* **GOAL**: Below are the records; pull every line that includes "Peak".

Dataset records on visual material
-- START --

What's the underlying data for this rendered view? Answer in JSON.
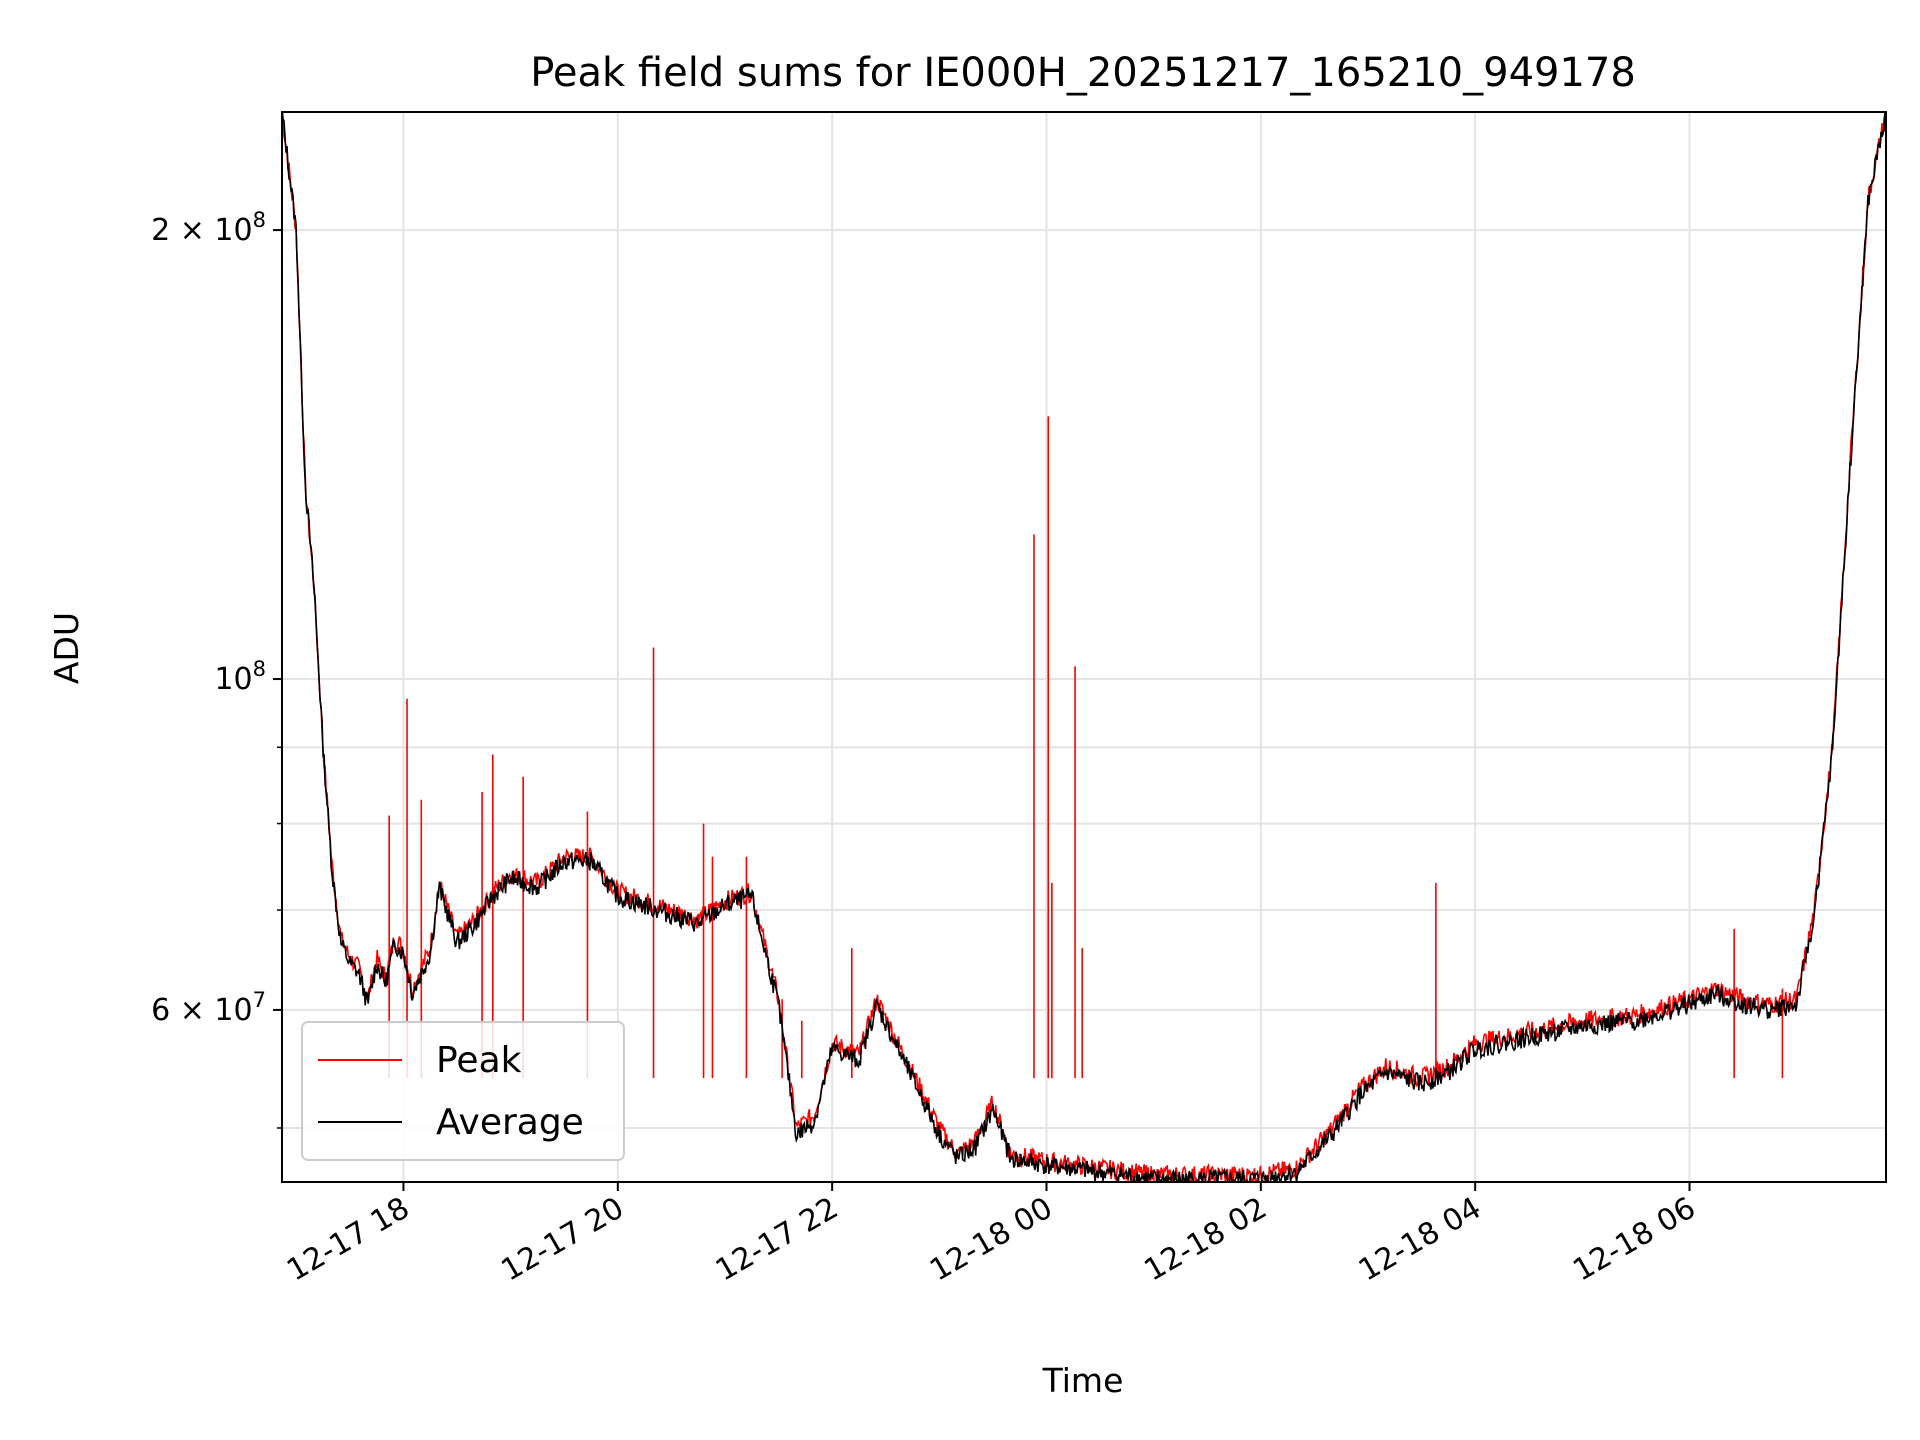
{
  "chart_data": {
    "type": "line",
    "title": "Peak field sums for IE000H_20251217_165210_949178",
    "xlabel": "Time",
    "ylabel": "ADU",
    "x_axis_type": "datetime",
    "xlim": [
      "2025-12-17 16:52",
      "2025-12-18 07:50"
    ],
    "ylim": [
      46000000,
      240000000
    ],
    "y_scale": "log",
    "grid": true,
    "legend_position": "lower-left",
    "x_ticks": [
      {
        "value": "2025-12-17 18:00",
        "label": "12-17 18"
      },
      {
        "value": "2025-12-17 20:00",
        "label": "12-17 20"
      },
      {
        "value": "2025-12-17 22:00",
        "label": "12-17 22"
      },
      {
        "value": "2025-12-18 00:00",
        "label": "12-18 00"
      },
      {
        "value": "2025-12-18 02:00",
        "label": "12-18 02"
      },
      {
        "value": "2025-12-18 04:00",
        "label": "12-18 04"
      },
      {
        "value": "2025-12-18 06:00",
        "label": "12-18 06"
      }
    ],
    "y_major_ticks": [
      {
        "value": 100000000,
        "base": "10",
        "exp": "8",
        "coef": ""
      },
      {
        "value": 200000000,
        "base": "10",
        "exp": "8",
        "coef": "2 × "
      },
      {
        "value": 60000000,
        "base": "10",
        "exp": "7",
        "coef": "6 × "
      }
    ],
    "y_minor_ticks": [
      50000000,
      70000000,
      80000000,
      90000000,
      300000000
    ],
    "series": [
      {
        "name": "Peak",
        "color": "#ff0000",
        "x": [
          "2025-12-17 16:52",
          "2025-12-17 17:00",
          "2025-12-17 17:05",
          "2025-12-17 17:10",
          "2025-12-17 17:15",
          "2025-12-17 17:20",
          "2025-12-17 17:25",
          "2025-12-17 17:30",
          "2025-12-17 17:35",
          "2025-12-17 17:40",
          "2025-12-17 17:45",
          "2025-12-17 17:50",
          "2025-12-17 17:55",
          "2025-12-17 18:00",
          "2025-12-17 18:05",
          "2025-12-17 18:10",
          "2025-12-17 18:15",
          "2025-12-17 18:20",
          "2025-12-17 18:25",
          "2025-12-17 18:30",
          "2025-12-17 18:40",
          "2025-12-17 18:50",
          "2025-12-17 19:00",
          "2025-12-17 19:15",
          "2025-12-17 19:30",
          "2025-12-17 19:45",
          "2025-12-17 20:00",
          "2025-12-17 20:15",
          "2025-12-17 20:30",
          "2025-12-17 20:45",
          "2025-12-17 21:00",
          "2025-12-17 21:15",
          "2025-12-17 21:20",
          "2025-12-17 21:30",
          "2025-12-17 21:40",
          "2025-12-17 21:50",
          "2025-12-17 22:00",
          "2025-12-17 22:15",
          "2025-12-17 22:25",
          "2025-12-17 22:40",
          "2025-12-17 22:50",
          "2025-12-17 23:00",
          "2025-12-17 23:10",
          "2025-12-17 23:20",
          "2025-12-17 23:30",
          "2025-12-17 23:40",
          "2025-12-18 00:00",
          "2025-12-18 00:30",
          "2025-12-18 01:00",
          "2025-12-18 01:30",
          "2025-12-18 02:00",
          "2025-12-18 02:20",
          "2025-12-18 02:40",
          "2025-12-18 02:55",
          "2025-12-18 03:10",
          "2025-12-18 03:30",
          "2025-12-18 03:45",
          "2025-12-18 04:00",
          "2025-12-18 04:30",
          "2025-12-18 05:00",
          "2025-12-18 05:30",
          "2025-12-18 06:00",
          "2025-12-18 06:15",
          "2025-12-18 06:30",
          "2025-12-18 06:45",
          "2025-12-18 07:00",
          "2025-12-18 07:10",
          "2025-12-18 07:20",
          "2025-12-18 07:30",
          "2025-12-18 07:40",
          "2025-12-18 07:50"
        ],
        "values": [
          240000000,
          200000000,
          135000000,
          115000000,
          90000000,
          75000000,
          67000000,
          65000000,
          64000000,
          61000000,
          65000000,
          63000000,
          67000000,
          66000000,
          62000000,
          64000000,
          66000000,
          73000000,
          70000000,
          67000000,
          69000000,
          72000000,
          74000000,
          73000000,
          76000000,
          76000000,
          72000000,
          71000000,
          70000000,
          69000000,
          71000000,
          72000000,
          68000000,
          61000000,
          50000000,
          51000000,
          57000000,
          56000000,
          61000000,
          56000000,
          53000000,
          50000000,
          48000000,
          49000000,
          52000000,
          48000000,
          47500000,
          47000000,
          46500000,
          46500000,
          46500000,
          47000000,
          50000000,
          53000000,
          55000000,
          54000000,
          55000000,
          57000000,
          58000000,
          59000000,
          59500000,
          61000000,
          62000000,
          61000000,
          60500000,
          61000000,
          70000000,
          90000000,
          140000000,
          210000000,
          240000000
        ]
      },
      {
        "name": "Average",
        "color": "#000000",
        "x": [
          "2025-12-17 16:52",
          "2025-12-17 17:00",
          "2025-12-17 17:05",
          "2025-12-17 17:10",
          "2025-12-17 17:15",
          "2025-12-17 17:20",
          "2025-12-17 17:25",
          "2025-12-17 17:30",
          "2025-12-17 17:35",
          "2025-12-17 17:40",
          "2025-12-17 17:45",
          "2025-12-17 17:50",
          "2025-12-17 17:55",
          "2025-12-17 18:00",
          "2025-12-17 18:05",
          "2025-12-17 18:10",
          "2025-12-17 18:15",
          "2025-12-17 18:20",
          "2025-12-17 18:25",
          "2025-12-17 18:30",
          "2025-12-17 18:40",
          "2025-12-17 18:50",
          "2025-12-17 19:00",
          "2025-12-17 19:15",
          "2025-12-17 19:30",
          "2025-12-17 19:45",
          "2025-12-17 20:00",
          "2025-12-17 20:15",
          "2025-12-17 20:30",
          "2025-12-17 20:45",
          "2025-12-17 21:00",
          "2025-12-17 21:15",
          "2025-12-17 21:20",
          "2025-12-17 21:30",
          "2025-12-17 21:40",
          "2025-12-17 21:50",
          "2025-12-17 22:00",
          "2025-12-17 22:15",
          "2025-12-17 22:25",
          "2025-12-17 22:40",
          "2025-12-17 22:50",
          "2025-12-17 23:00",
          "2025-12-17 23:10",
          "2025-12-17 23:20",
          "2025-12-17 23:30",
          "2025-12-17 23:40",
          "2025-12-18 00:00",
          "2025-12-18 00:30",
          "2025-12-18 01:00",
          "2025-12-18 01:30",
          "2025-12-18 02:00",
          "2025-12-18 02:20",
          "2025-12-18 02:40",
          "2025-12-18 02:55",
          "2025-12-18 03:10",
          "2025-12-18 03:30",
          "2025-12-18 03:45",
          "2025-12-18 04:00",
          "2025-12-18 04:30",
          "2025-12-18 05:00",
          "2025-12-18 05:30",
          "2025-12-18 06:00",
          "2025-12-18 06:15",
          "2025-12-18 06:30",
          "2025-12-18 06:45",
          "2025-12-18 07:00",
          "2025-12-18 07:10",
          "2025-12-18 07:20",
          "2025-12-18 07:30",
          "2025-12-18 07:40",
          "2025-12-18 07:50"
        ],
        "values": [
          240000000,
          200000000,
          135000000,
          115000000,
          90000000,
          74500000,
          66500000,
          64500000,
          63500000,
          60500000,
          64500000,
          62500000,
          66500000,
          65500000,
          61500000,
          63500000,
          65500000,
          72500000,
          69500000,
          66500000,
          68500000,
          71500000,
          73500000,
          72500000,
          75500000,
          75500000,
          71500000,
          70500000,
          69500000,
          68500000,
          70500000,
          71500000,
          67500000,
          60500000,
          49500000,
          50500000,
          56500000,
          55500000,
          60500000,
          55500000,
          52500000,
          49500000,
          47700000,
          48500000,
          51500000,
          47700000,
          47200000,
          46700000,
          46200000,
          46200000,
          46200000,
          46700000,
          49500000,
          52500000,
          54500000,
          53500000,
          54500000,
          56500000,
          57500000,
          58500000,
          59000000,
          60500000,
          61500000,
          60500000,
          60000000,
          60500000,
          69500000,
          89500000,
          139000000,
          209000000,
          240000000
        ]
      }
    ],
    "spikes": [
      {
        "x": "2025-12-17 17:52",
        "value": 81000000
      },
      {
        "x": "2025-12-17 18:02",
        "value": 97000000
      },
      {
        "x": "2025-12-17 18:10",
        "value": 83000000
      },
      {
        "x": "2025-12-17 18:44",
        "value": 84000000
      },
      {
        "x": "2025-12-17 18:50",
        "value": 89000000
      },
      {
        "x": "2025-12-17 19:07",
        "value": 86000000
      },
      {
        "x": "2025-12-17 19:43",
        "value": 81500000
      },
      {
        "x": "2025-12-17 20:20",
        "value": 105000000
      },
      {
        "x": "2025-12-17 20:48",
        "value": 80000000
      },
      {
        "x": "2025-12-17 20:53",
        "value": 76000000
      },
      {
        "x": "2025-12-17 21:12",
        "value": 76000000
      },
      {
        "x": "2025-12-17 21:32",
        "value": 61000000
      },
      {
        "x": "2025-12-17 21:43",
        "value": 59000000
      },
      {
        "x": "2025-12-17 22:11",
        "value": 66000000
      },
      {
        "x": "2025-12-17 23:26",
        "value": 54000000
      },
      {
        "x": "2025-12-17 23:53",
        "value": 125000000
      },
      {
        "x": "2025-12-18 00:01",
        "value": 150000000
      },
      {
        "x": "2025-12-18 00:03",
        "value": 73000000
      },
      {
        "x": "2025-12-18 00:16",
        "value": 102000000
      },
      {
        "x": "2025-12-18 00:20",
        "value": 66000000
      },
      {
        "x": "2025-12-18 03:38",
        "value": 73000000
      },
      {
        "x": "2025-12-18 06:25",
        "value": 68000000
      },
      {
        "x": "2025-12-18 06:52",
        "value": 62000000
      }
    ]
  }
}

-- END --

* **COMPLETE ANSWER**:
    "title": "Peak field sums for IE000H_20251217_165210_949178",
        "name": "Peak",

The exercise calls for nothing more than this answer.